Take the data that follows and retype it word for word.

:: Data for this task ::
begin

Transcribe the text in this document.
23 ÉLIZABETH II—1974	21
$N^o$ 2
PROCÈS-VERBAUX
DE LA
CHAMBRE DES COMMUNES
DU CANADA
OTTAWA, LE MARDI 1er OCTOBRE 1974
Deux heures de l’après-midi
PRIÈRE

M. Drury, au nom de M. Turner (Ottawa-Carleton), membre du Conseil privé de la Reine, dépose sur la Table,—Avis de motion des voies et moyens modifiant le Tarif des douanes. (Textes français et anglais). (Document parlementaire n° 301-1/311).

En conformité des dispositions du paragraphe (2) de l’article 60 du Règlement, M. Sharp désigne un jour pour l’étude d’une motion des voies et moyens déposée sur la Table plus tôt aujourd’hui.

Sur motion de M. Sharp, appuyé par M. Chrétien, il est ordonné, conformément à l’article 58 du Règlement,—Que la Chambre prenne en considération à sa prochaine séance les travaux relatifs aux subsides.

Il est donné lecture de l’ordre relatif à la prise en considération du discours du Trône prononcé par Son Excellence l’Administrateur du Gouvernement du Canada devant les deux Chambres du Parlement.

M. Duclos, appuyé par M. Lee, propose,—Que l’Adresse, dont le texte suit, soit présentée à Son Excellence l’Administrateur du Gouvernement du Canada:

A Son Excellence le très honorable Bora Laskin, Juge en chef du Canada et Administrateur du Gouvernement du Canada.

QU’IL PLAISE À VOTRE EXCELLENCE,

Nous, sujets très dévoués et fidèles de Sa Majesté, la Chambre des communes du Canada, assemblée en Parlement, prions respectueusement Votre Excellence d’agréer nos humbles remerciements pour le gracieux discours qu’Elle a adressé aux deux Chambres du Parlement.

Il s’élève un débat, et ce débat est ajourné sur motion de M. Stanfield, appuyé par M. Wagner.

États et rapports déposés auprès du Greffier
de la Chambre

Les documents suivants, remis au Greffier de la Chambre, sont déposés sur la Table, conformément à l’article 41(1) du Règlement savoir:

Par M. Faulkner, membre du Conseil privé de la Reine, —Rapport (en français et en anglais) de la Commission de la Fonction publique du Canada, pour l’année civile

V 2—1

end

:: Answer in full ::
Transcribe the text in this document.
23 ÉLIZABETH II—1974	21
$N^o$ 2
PROCÈS-VERBAUX
DE LA
CHAMBRE DES COMMUNES
DU CANADA
OTTAWA, LE MARDI 1er OCTOBRE 1974
Deux heures de l’après-midi
PRIÈRE

M. Drury, au nom de M. Turner (Ottawa-Carleton), membre du Conseil privé de la Reine, dépose sur la Table,—Avis de motion des voies et moyens modifiant le Tarif des douanes. (Textes français et anglais). (Document parlementaire n° 301-1/311).

En conformité des dispositions du paragraphe (2) de l’article 60 du Règlement, M. Sharp désigne un jour pour l’étude d’une motion des voies et moyens déposée sur la Table plus tôt aujourd’hui.

Sur motion de M. Sharp, appuyé par M. Chrétien, il est ordonné, conformément à l’article 58 du Règlement,—Que la Chambre prenne en considération à sa prochaine séance les travaux relatifs aux subsides.

Il est donné lecture de l’ordre relatif à la prise en considération du discours du Trône prononcé par Son Excellence l’Administrateur du Gouvernement du Canada devant les deux Chambres du Parlement.

M. Duclos, appuyé par M. Lee, propose,—Que l’Adresse, dont le texte suit, soit présentée à Son Excellence l’Administrateur du Gouvernement du Canada:

A Son Excellence le très honorable Bora Laskin, Juge en chef du Canada et Administrateur du Gouvernement du Canada.

QU’IL PLAISE À VOTRE EXCELLENCE,

Nous, sujets très dévoués et fidèles de Sa Majesté, la Chambre des communes du Canada, assemblée en Parlement, prions respectueusement Votre Excellence d’agréer nos humbles remerciements pour le gracieux discours qu’Elle a adressé aux deux Chambres du Parlement.

Il s’élève un débat, et ce débat est ajourné sur motion de M. Stanfield, appuyé par M. Wagner.

États et rapports déposés auprès du Greffier
de la Chambre

Les documents suivants, remis au Greffier de la Chambre, sont déposés sur la Table, conformément à l’article 41(1) du Règlement savoir:

Par M. Faulkner, membre du Conseil privé de la Reine, —Rapport (en français et en anglais) de la Commission de la Fonction publique du Canada, pour l’année civile

V 2—1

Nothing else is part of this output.